### EXTRACTED MATERIAL
======
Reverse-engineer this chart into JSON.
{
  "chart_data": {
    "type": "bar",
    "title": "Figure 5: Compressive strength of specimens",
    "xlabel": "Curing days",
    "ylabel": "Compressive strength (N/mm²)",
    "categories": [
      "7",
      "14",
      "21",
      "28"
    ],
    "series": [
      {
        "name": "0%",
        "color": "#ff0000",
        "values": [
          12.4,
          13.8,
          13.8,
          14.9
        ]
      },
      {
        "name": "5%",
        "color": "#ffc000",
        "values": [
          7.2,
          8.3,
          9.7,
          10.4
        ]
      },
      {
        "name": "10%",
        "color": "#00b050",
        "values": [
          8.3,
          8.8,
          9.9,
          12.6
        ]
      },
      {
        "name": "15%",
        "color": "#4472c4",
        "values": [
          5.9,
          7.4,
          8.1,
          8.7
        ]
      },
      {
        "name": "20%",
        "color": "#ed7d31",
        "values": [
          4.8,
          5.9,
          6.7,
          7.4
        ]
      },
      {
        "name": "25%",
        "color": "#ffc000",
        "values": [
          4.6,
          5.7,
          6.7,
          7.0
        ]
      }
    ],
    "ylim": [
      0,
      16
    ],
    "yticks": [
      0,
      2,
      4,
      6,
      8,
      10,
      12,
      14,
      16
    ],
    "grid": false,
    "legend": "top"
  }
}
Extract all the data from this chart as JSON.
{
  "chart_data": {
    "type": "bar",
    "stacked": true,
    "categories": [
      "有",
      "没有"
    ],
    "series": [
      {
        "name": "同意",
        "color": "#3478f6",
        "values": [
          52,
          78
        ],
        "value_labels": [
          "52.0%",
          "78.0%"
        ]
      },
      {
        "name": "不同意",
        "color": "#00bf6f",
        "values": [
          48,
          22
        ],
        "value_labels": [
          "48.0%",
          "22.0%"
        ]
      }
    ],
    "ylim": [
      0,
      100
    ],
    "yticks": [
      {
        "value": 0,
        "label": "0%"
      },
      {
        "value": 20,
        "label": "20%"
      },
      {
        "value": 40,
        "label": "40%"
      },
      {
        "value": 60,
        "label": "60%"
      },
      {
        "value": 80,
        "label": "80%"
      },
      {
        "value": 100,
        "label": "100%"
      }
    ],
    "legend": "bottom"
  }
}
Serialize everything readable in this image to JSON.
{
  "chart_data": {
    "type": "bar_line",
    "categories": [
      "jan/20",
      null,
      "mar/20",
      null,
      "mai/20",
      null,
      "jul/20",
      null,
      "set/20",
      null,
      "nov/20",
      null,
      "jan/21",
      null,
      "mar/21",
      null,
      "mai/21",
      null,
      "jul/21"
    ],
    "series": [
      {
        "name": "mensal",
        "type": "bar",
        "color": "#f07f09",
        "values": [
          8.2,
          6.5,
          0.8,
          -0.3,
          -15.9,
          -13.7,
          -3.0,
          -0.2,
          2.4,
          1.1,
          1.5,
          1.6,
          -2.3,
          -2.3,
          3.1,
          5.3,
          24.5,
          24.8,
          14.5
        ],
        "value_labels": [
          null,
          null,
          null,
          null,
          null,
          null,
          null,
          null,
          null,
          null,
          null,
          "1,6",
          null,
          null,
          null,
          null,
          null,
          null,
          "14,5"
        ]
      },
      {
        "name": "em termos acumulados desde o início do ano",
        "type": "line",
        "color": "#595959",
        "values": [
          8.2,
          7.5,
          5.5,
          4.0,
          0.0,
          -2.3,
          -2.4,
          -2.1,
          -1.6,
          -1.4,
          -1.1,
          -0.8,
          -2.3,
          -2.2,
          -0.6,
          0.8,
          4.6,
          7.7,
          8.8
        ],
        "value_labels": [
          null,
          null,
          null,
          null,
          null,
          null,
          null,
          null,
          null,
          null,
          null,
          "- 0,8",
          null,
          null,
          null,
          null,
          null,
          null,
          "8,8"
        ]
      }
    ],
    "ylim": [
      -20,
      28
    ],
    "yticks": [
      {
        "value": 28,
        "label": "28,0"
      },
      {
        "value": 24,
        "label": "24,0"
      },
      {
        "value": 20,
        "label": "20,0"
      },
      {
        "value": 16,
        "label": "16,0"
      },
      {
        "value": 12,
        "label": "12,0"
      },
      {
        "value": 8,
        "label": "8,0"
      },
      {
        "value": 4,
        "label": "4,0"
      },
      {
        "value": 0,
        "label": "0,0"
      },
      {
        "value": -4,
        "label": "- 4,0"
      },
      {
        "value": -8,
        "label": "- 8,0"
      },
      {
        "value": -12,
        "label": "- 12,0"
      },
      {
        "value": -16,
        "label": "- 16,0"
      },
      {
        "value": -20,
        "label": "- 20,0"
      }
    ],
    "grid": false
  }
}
======
### PROBLEM STATEMENT
Copy each entry exactly, with nothing added or dropped.

### SOLUTION
Reverse-engineer this chart into JSON.
{
  "chart_data": {
    "type": "bar",
    "title": "Figure 5: Compressive strength of specimens",
    "xlabel": "Curing days",
    "ylabel": "Compressive strength (N/mm²)",
    "categories": [
      "7",
      "14",
      "21",
      "28"
    ],
    "series": [
      {
        "name": "0%",
        "color": "#ff0000",
        "values": [
          12.4,
          13.8,
          13.8,
          14.9
        ]
      },
      {
        "name": "5%",
        "color": "#ffc000",
        "values": [
          7.2,
          8.3,
          9.7,
          10.4
        ]
      },
      {
        "name": "10%",
        "color": "#00b050",
        "values": [
          8.3,
          8.8,
          9.9,
          12.6
        ]
      },
      {
        "name": "15%",
        "color": "#4472c4",
        "values": [
          5.9,
          7.4,
          8.1,
          8.7
        ]
      },
      {
        "name": "20%",
        "color": "#ed7d31",
        "values": [
          4.8,
          5.9,
          6.7,
          7.4
        ]
      },
      {
        "name": "25%",
        "color": "#ffc000",
        "values": [
          4.6,
          5.7,
          6.7,
          7.0
        ]
      }
    ],
    "ylim": [
      0,
      16
    ],
    "yticks": [
      0,
      2,
      4,
      6,
      8,
      10,
      12,
      14,
      16
    ],
    "grid": false,
    "legend": "top"
  }
}
Extract all the data from this chart as JSON.
{
  "chart_data": {
    "type": "bar",
    "stacked": true,
    "categories": [
      "有",
      "没有"
    ],
    "series": [
      {
        "name": "同意",
        "color": "#3478f6",
        "values": [
          52,
          78
        ],
        "value_labels": [
          "52.0%",
          "78.0%"
        ]
      },
      {
        "name": "不同意",
        "color": "#00bf6f",
        "values": [
          48,
          22
        ],
        "value_labels": [
          "48.0%",
          "22.0%"
        ]
      }
    ],
    "ylim": [
      0,
      100
    ],
    "yticks": [
      {
        "value": 0,
        "label": "0%"
      },
      {
        "value": 20,
        "label": "20%"
      },
      {
        "value": 40,
        "label": "40%"
      },
      {
        "value": 60,
        "label": "60%"
      },
      {
        "value": 80,
        "label": "80%"
      },
      {
        "value": 100,
        "label": "100%"
      }
    ],
    "legend": "bottom"
  }
}
Serialize everything readable in this image to JSON.
{
  "chart_data": {
    "type": "bar_line",
    "categories": [
      "jan/20",
      null,
      "mar/20",
      null,
      "mai/20",
      null,
      "jul/20",
      null,
      "set/20",
      null,
      "nov/20",
      null,
      "jan/21",
      null,
      "mar/21",
      null,
      "mai/21",
      null,
      "jul/21"
    ],
    "series": [
      {
        "name": "mensal",
        "type": "bar",
        "color": "#f07f09",
        "values": [
          8.2,
          6.5,
          0.8,
          -0.3,
          -15.9,
          -13.7,
          -3.0,
          -0.2,
          2.4,
          1.1,
          1.5,
          1.6,
          -2.3,
          -2.3,
          3.1,
          5.3,
          24.5,
          24.8,
          14.5
        ],
        "value_labels": [
          null,
          null,
          null,
          null,
          null,
          null,
          null,
          null,
          null,
          null,
          null,
          "1,6",
          null,
          null,
          null,
          null,
          null,
          null,
          "14,5"
        ]
      },
      {
        "name": "em termos acumulados desde o início do ano",
        "type": "line",
        "color": "#595959",
        "values": [
          8.2,
          7.5,
          5.5,
          4.0,
          0.0,
          -2.3,
          -2.4,
          -2.1,
          -1.6,
          -1.4,
          -1.1,
          -0.8,
          -2.3,
          -2.2,
          -0.6,
          0.8,
          4.6,
          7.7,
          8.8
        ],
        "value_labels": [
          null,
          null,
          null,
          null,
          null,
          null,
          null,
          null,
          null,
          null,
          null,
          "- 0,8",
          null,
          null,
          null,
          null,
          null,
          null,
          "8,8"
        ]
      }
    ],
    "ylim": [
      -20,
      28
    ],
    "yticks": [
      {
        "value": 28,
        "label": "28,0"
      },
      {
        "value": 24,
        "label": "24,0"
      },
      {
        "value": 20,
        "label": "20,0"
      },
      {
        "value": 16,
        "label": "16,0"
      },
      {
        "value": 12,
        "label": "12,0"
      },
      {
        "value": 8,
        "label": "8,0"
      },
      {
        "value": 4,
        "label": "4,0"
      },
      {
        "value": 0,
        "label": "0,0"
      },
      {
        "value": -4,
        "label": "- 4,0"
      },
      {
        "value": -8,
        "label": "- 8,0"
      },
      {
        "value": -12,
        "label": "- 12,0"
      },
      {
        "value": -16,
        "label": "- 16,0"
      },
      {
        "value": -20,
        "label": "- 20,0"
      }
    ],
    "grid": false
  }
}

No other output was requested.